Problem to solve
Please write out the material that follows, exactly as it stands.

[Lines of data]
___
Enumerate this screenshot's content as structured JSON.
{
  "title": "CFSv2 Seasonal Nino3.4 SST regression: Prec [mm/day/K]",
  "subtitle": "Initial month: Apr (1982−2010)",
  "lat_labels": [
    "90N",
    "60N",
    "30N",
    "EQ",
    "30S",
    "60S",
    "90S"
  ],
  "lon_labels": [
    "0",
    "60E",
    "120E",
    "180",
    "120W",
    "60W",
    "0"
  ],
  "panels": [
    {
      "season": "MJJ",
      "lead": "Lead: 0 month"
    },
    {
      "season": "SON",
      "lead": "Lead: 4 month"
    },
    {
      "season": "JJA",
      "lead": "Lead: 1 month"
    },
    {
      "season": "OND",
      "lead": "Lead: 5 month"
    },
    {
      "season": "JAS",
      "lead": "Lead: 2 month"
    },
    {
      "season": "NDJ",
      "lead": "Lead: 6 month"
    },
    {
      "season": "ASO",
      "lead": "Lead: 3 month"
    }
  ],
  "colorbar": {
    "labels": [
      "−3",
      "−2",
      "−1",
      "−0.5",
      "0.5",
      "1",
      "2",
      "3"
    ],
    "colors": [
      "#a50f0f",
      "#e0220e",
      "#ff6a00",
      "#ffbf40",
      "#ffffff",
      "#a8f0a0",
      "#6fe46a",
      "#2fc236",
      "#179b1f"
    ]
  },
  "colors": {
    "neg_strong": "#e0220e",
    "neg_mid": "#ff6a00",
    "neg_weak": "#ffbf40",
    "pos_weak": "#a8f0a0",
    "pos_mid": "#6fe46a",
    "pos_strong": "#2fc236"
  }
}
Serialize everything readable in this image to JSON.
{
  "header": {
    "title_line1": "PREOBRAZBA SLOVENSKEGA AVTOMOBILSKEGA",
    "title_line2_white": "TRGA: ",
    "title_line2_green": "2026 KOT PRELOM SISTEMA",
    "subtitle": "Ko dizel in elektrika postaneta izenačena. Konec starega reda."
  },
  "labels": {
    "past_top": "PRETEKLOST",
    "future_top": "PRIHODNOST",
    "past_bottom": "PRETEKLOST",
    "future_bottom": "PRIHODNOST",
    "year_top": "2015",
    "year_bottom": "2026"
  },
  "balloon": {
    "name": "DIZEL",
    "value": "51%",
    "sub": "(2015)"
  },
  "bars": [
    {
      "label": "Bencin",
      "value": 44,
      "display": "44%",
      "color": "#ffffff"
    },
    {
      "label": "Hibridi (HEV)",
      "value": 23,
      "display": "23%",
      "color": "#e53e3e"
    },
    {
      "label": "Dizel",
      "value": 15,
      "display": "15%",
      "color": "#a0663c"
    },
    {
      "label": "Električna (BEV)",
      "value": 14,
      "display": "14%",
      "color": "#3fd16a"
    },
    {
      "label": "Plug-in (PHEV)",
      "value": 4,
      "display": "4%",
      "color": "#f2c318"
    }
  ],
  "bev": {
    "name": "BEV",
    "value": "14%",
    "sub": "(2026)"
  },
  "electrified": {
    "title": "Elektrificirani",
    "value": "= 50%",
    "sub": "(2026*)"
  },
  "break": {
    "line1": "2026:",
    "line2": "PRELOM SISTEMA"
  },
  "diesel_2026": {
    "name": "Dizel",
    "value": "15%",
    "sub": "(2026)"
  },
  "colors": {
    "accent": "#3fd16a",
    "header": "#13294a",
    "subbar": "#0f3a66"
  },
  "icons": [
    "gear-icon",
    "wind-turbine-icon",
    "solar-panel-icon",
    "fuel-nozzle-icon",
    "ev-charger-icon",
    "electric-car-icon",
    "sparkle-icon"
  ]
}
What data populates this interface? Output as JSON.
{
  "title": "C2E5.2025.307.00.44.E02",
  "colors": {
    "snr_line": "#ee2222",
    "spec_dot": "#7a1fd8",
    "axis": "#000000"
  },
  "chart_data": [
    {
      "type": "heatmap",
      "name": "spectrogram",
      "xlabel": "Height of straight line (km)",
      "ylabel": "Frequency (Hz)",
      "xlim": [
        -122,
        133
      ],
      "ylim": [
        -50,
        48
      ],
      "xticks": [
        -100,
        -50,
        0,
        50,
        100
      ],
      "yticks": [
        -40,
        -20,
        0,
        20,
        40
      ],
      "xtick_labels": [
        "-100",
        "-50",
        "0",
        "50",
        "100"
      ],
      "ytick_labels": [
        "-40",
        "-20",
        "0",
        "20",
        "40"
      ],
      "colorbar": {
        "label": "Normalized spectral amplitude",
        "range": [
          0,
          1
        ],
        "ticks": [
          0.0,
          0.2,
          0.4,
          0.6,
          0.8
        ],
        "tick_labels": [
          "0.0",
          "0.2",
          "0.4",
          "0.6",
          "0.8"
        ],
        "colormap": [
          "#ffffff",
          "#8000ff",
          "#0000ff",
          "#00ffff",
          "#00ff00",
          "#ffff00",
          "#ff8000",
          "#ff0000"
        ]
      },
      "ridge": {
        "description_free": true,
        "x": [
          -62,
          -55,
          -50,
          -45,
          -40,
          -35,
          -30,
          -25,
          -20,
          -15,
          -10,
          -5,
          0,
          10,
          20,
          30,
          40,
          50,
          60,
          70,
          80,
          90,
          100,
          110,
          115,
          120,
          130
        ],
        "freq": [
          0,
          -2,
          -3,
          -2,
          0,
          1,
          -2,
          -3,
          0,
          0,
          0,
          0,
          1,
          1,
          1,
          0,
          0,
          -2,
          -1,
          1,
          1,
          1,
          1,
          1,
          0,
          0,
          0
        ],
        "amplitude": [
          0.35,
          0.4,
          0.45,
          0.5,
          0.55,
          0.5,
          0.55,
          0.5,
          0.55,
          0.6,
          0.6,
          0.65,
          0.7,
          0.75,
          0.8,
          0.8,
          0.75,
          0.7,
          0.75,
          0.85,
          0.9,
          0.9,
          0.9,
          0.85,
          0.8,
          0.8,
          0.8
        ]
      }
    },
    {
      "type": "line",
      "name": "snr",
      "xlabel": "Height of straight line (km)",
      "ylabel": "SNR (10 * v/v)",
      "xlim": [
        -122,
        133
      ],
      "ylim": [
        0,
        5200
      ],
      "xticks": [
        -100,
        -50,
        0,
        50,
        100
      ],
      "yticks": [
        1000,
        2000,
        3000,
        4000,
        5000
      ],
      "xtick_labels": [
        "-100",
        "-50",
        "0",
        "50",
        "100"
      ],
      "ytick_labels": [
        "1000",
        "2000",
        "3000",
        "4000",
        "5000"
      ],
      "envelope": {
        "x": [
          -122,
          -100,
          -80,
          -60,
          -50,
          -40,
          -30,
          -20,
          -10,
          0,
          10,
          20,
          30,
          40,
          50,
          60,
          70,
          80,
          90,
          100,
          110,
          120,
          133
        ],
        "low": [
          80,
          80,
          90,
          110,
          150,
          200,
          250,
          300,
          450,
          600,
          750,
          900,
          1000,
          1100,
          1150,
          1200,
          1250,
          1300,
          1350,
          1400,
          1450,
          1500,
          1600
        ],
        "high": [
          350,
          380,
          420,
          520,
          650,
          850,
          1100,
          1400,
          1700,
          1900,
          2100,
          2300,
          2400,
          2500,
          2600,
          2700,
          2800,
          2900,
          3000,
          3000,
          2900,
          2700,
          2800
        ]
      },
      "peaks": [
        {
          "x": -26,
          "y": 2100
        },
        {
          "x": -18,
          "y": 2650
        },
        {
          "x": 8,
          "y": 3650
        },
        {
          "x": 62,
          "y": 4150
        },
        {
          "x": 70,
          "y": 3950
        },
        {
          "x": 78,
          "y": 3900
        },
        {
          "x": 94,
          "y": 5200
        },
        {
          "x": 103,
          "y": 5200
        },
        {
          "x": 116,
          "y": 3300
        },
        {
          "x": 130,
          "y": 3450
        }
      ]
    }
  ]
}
___
Written answer
Enumerate this screenshot's content as structured JSON.
{
  "title": "CFSv2 Seasonal Nino3.4 SST regression: Prec [mm/day/K]",
  "subtitle": "Initial month: Apr (1982−2010)",
  "lat_labels": [
    "90N",
    "60N",
    "30N",
    "EQ",
    "30S",
    "60S",
    "90S"
  ],
  "lon_labels": [
    "0",
    "60E",
    "120E",
    "180",
    "120W",
    "60W",
    "0"
  ],
  "panels": [
    {
      "season": "MJJ",
      "lead": "Lead: 0 month"
    },
    {
      "season": "SON",
      "lead": "Lead: 4 month"
    },
    {
      "season": "JJA",
      "lead": "Lead: 1 month"
    },
    {
      "season": "OND",
      "lead": "Lead: 5 month"
    },
    {
      "season": "JAS",
      "lead": "Lead: 2 month"
    },
    {
      "season": "NDJ",
      "lead": "Lead: 6 month"
    },
    {
      "season": "ASO",
      "lead": "Lead: 3 month"
    }
  ],
  "colorbar": {
    "labels": [
      "−3",
      "−2",
      "−1",
      "−0.5",
      "0.5",
      "1",
      "2",
      "3"
    ],
    "colors": [
      "#a50f0f",
      "#e0220e",
      "#ff6a00",
      "#ffbf40",
      "#ffffff",
      "#a8f0a0",
      "#6fe46a",
      "#2fc236",
      "#179b1f"
    ]
  },
  "colors": {
    "neg_strong": "#e0220e",
    "neg_mid": "#ff6a00",
    "neg_weak": "#ffbf40",
    "pos_weak": "#a8f0a0",
    "pos_mid": "#6fe46a",
    "pos_strong": "#2fc236"
  }
}
Serialize everything readable in this image to JSON.
{
  "header": {
    "title_line1": "PREOBRAZBA SLOVENSKEGA AVTOMOBILSKEGA",
    "title_line2_white": "TRGA: ",
    "title_line2_green": "2026 KOT PRELOM SISTEMA",
    "subtitle": "Ko dizel in elektrika postaneta izenačena. Konec starega reda."
  },
  "labels": {
    "past_top": "PRETEKLOST",
    "future_top": "PRIHODNOST",
    "past_bottom": "PRETEKLOST",
    "future_bottom": "PRIHODNOST",
    "year_top": "2015",
    "year_bottom": "2026"
  },
  "balloon": {
    "name": "DIZEL",
    "value": "51%",
    "sub": "(2015)"
  },
  "bars": [
    {
      "label": "Bencin",
      "value": 44,
      "display": "44%",
      "color": "#ffffff"
    },
    {
      "label": "Hibridi (HEV)",
      "value": 23,
      "display": "23%",
      "color": "#e53e3e"
    },
    {
      "label": "Dizel",
      "value": 15,
      "display": "15%",
      "color": "#a0663c"
    },
    {
      "label": "Električna (BEV)",
      "value": 14,
      "display": "14%",
      "color": "#3fd16a"
    },
    {
      "label": "Plug-in (PHEV)",
      "value": 4,
      "display": "4%",
      "color": "#f2c318"
    }
  ],
  "bev": {
    "name": "BEV",
    "value": "14%",
    "sub": "(2026)"
  },
  "electrified": {
    "title": "Elektrificirani",
    "value": "= 50%",
    "sub": "(2026*)"
  },
  "break": {
    "line1": "2026:",
    "line2": "PRELOM SISTEMA"
  },
  "diesel_2026": {
    "name": "Dizel",
    "value": "15%",
    "sub": "(2026)"
  },
  "colors": {
    "accent": "#3fd16a",
    "header": "#13294a",
    "subbar": "#0f3a66"
  },
  "icons": [
    "gear-icon",
    "wind-turbine-icon",
    "solar-panel-icon",
    "fuel-nozzle-icon",
    "ev-charger-icon",
    "electric-car-icon",
    "sparkle-icon"
  ]
}
What data populates this interface? Output as JSON.
{
  "title": "C2E5.2025.307.00.44.E02",
  "colors": {
    "snr_line": "#ee2222",
    "spec_dot": "#7a1fd8",
    "axis": "#000000"
  },
  "chart_data": [
    {
      "type": "heatmap",
      "name": "spectrogram",
      "xlabel": "Height of straight line (km)",
      "ylabel": "Frequency (Hz)",
      "xlim": [
        -122,
        133
      ],
      "ylim": [
        -50,
        48
      ],
      "xticks": [
        -100,
        -50,
        0,
        50,
        100
      ],
      "yticks": [
        -40,
        -20,
        0,
        20,
        40
      ],
      "xtick_labels": [
        "-100",
        "-50",
        "0",
        "50",
        "100"
      ],
      "ytick_labels": [
        "-40",
        "-20",
        "0",
        "20",
        "40"
      ],
      "colorbar": {
        "label": "Normalized spectral amplitude",
        "range": [
          0,
          1
        ],
        "ticks": [
          0.0,
          0.2,
          0.4,
          0.6,
          0.8
        ],
        "tick_labels": [
          "0.0",
          "0.2",
          "0.4",
          "0.6",
          "0.8"
        ],
        "colormap": [
          "#ffffff",
          "#8000ff",
          "#0000ff",
          "#00ffff",
          "#00ff00",
          "#ffff00",
          "#ff8000",
          "#ff0000"
        ]
      },
      "ridge": {
        "description_free": true,
        "x": [
          -62,
          -55,
          -50,
          -45,
          -40,
          -35,
          -30,
          -25,
          -20,
          -15,
          -10,
          -5,
          0,
          10,
          20,
          30,
          40,
          50,
          60,
          70,
          80,
          90,
          100,
          110,
          115,
          120,
          130
        ],
        "freq": [
          0,
          -2,
          -3,
          -2,
          0,
          1,
          -2,
          -3,
          0,
          0,
          0,
          0,
          1,
          1,
          1,
          0,
          0,
          -2,
          -1,
          1,
          1,
          1,
          1,
          1,
          0,
          0,
          0
        ],
        "amplitude": [
          0.35,
          0.4,
          0.45,
          0.5,
          0.55,
          0.5,
          0.55,
          0.5,
          0.55,
          0.6,
          0.6,
          0.65,
          0.7,
          0.75,
          0.8,
          0.8,
          0.75,
          0.7,
          0.75,
          0.85,
          0.9,
          0.9,
          0.9,
          0.85,
          0.8,
          0.8,
          0.8
        ]
      }
    },
    {
      "type": "line",
      "name": "snr",
      "xlabel": "Height of straight line (km)",
      "ylabel": "SNR (10 * v/v)",
      "xlim": [
        -122,
        133
      ],
      "ylim": [
        0,
        5200
      ],
      "xticks": [
        -100,
        -50,
        0,
        50,
        100
      ],
      "yticks": [
        1000,
        2000,
        3000,
        4000,
        5000
      ],
      "xtick_labels": [
        "-100",
        "-50",
        "0",
        "50",
        "100"
      ],
      "ytick_labels": [
        "1000",
        "2000",
        "3000",
        "4000",
        "5000"
      ],
      "envelope": {
        "x": [
          -122,
          -100,
          -80,
          -60,
          -50,
          -40,
          -30,
          -20,
          -10,
          0,
          10,
          20,
          30,
          40,
          50,
          60,
          70,
          80,
          90,
          100,
          110,
          120,
          133
        ],
        "low": [
          80,
          80,
          90,
          110,
          150,
          200,
          250,
          300,
          450,
          600,
          750,
          900,
          1000,
          1100,
          1150,
          1200,
          1250,
          1300,
          1350,
          1400,
          1450,
          1500,
          1600
        ],
        "high": [
          350,
          380,
          420,
          520,
          650,
          850,
          1100,
          1400,
          1700,
          1900,
          2100,
          2300,
          2400,
          2500,
          2600,
          2700,
          2800,
          2900,
          3000,
          3000,
          2900,
          2700,
          2800
        ]
      },
      "peaks": [
        {
          "x": -26,
          "y": 2100
        },
        {
          "x": -18,
          "y": 2650
        },
        {
          "x": 8,
          "y": 3650
        },
        {
          "x": 62,
          "y": 4150
        },
        {
          "x": 70,
          "y": 3950
        },
        {
          "x": 78,
          "y": 3900
        },
        {
          "x": 94,
          "y": 5200
        },
        {
          "x": 103,
          "y": 5200
        },
        {
          "x": 116,
          "y": 3300
        },
        {
          "x": 130,
          "y": 3450
        }
      ]
    }
  ]
}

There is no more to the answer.